__What to work on__.
Skip the images and copy each record exactly as written.

__Input material__.
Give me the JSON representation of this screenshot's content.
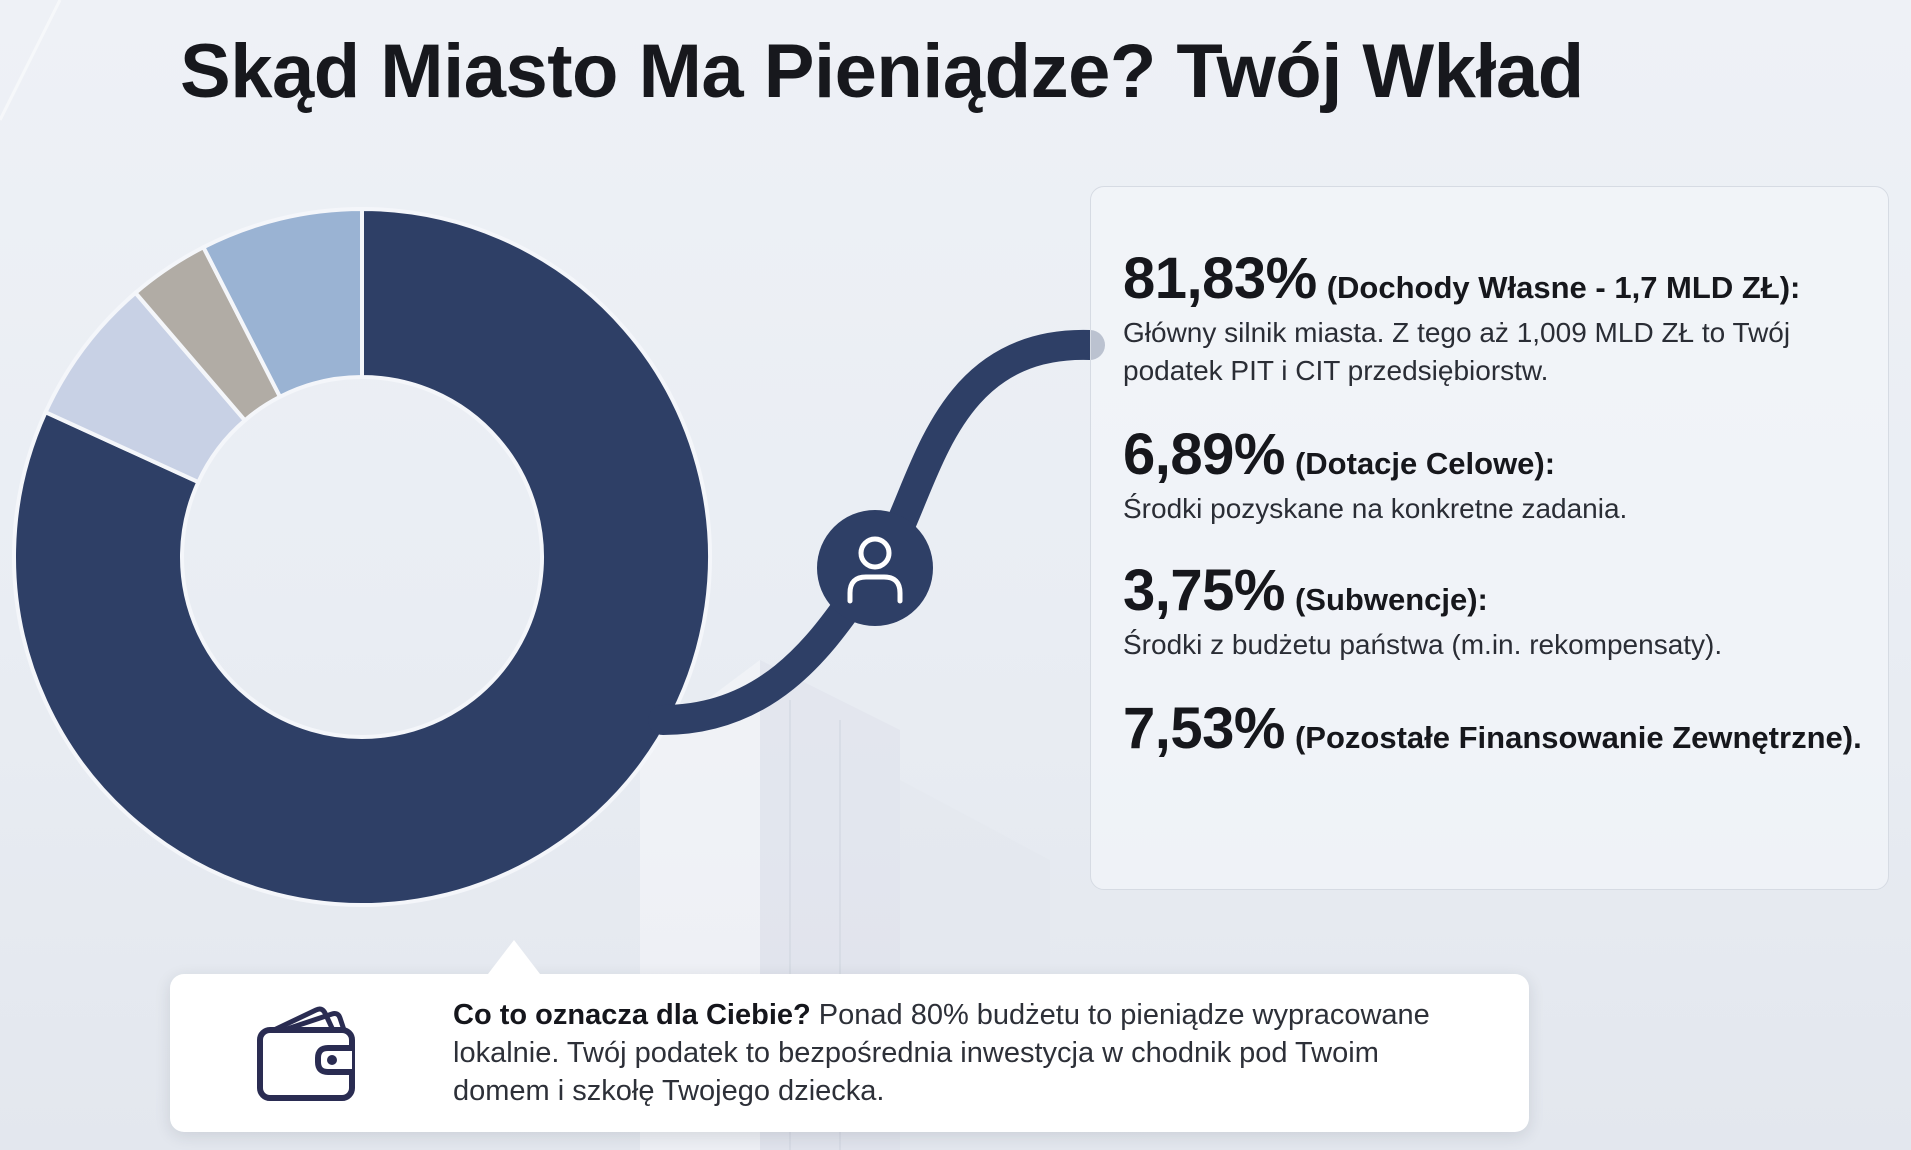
{
  "title": "Skąd Miasto Ma Pieniądze? Twój Wkład",
  "colors": {
    "accent": "#2e3f66",
    "slice_light_blue": "#9ab3d3",
    "slice_pale": "#c8d1e5",
    "slice_gray": "#b1aca5"
  },
  "chart_data": {
    "type": "pie",
    "categories": [
      "Dochody Własne - 1,7 MLD ZŁ",
      "Dotacje Celowe",
      "Subwencje",
      "Pozostałe Finansowanie Zewnętrzne"
    ],
    "values": [
      81.83,
      6.89,
      3.75,
      7.53
    ],
    "value_labels": [
      "81,83%",
      "6,89%",
      "3,75%",
      "7,53%"
    ],
    "descriptions": [
      "Główny silnik miasta. Z tego aż 1,009 MLD ZŁ to Twój podatek PIT i CIT przedsiębiorstw.",
      "Środki pozyskane na konkretne zadania.",
      "Środki z budżetu państwa (m.in. rekompensaty).",
      ""
    ],
    "slice_colors": [
      "#2e3f66",
      "#c8d1e5",
      "#b1aca5",
      "#9ab3d3"
    ]
  },
  "connector_icon": "user-icon",
  "callout": {
    "icon": "wallet-icon",
    "bold": "Co to oznacza dla Ciebie?",
    "text": " Ponad 80% budżetu to pieniądze wypracowane lokalnie. Twój podatek to bezpośrednia inwestycja w chodnik pod Twoim domem i szkołę Twojego dziecka."
  }
}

__Written reply__.
Give me the JSON representation of this screenshot's content.
{
  "title": "Skąd Miasto Ma Pieniądze? Twój Wkład",
  "colors": {
    "accent": "#2e3f66",
    "slice_light_blue": "#9ab3d3",
    "slice_pale": "#c8d1e5",
    "slice_gray": "#b1aca5"
  },
  "chart_data": {
    "type": "pie",
    "categories": [
      "Dochody Własne - 1,7 MLD ZŁ",
      "Dotacje Celowe",
      "Subwencje",
      "Pozostałe Finansowanie Zewnętrzne"
    ],
    "values": [
      81.83,
      6.89,
      3.75,
      7.53
    ],
    "value_labels": [
      "81,83%",
      "6,89%",
      "3,75%",
      "7,53%"
    ],
    "descriptions": [
      "Główny silnik miasta. Z tego aż 1,009 MLD ZŁ to Twój podatek PIT i CIT przedsiębiorstw.",
      "Środki pozyskane na konkretne zadania.",
      "Środki z budżetu państwa (m.in. rekompensaty).",
      ""
    ],
    "slice_colors": [
      "#2e3f66",
      "#c8d1e5",
      "#b1aca5",
      "#9ab3d3"
    ]
  },
  "connector_icon": "user-icon",
  "callout": {
    "icon": "wallet-icon",
    "bold": "Co to oznacza dla Ciebie?",
    "text": " Ponad 80% budżetu to pieniądze wypracowane lokalnie. Twój podatek to bezpośrednia inwestycja w chodnik pod Twoim domem i szkołę Twojego dziecka."
  }
}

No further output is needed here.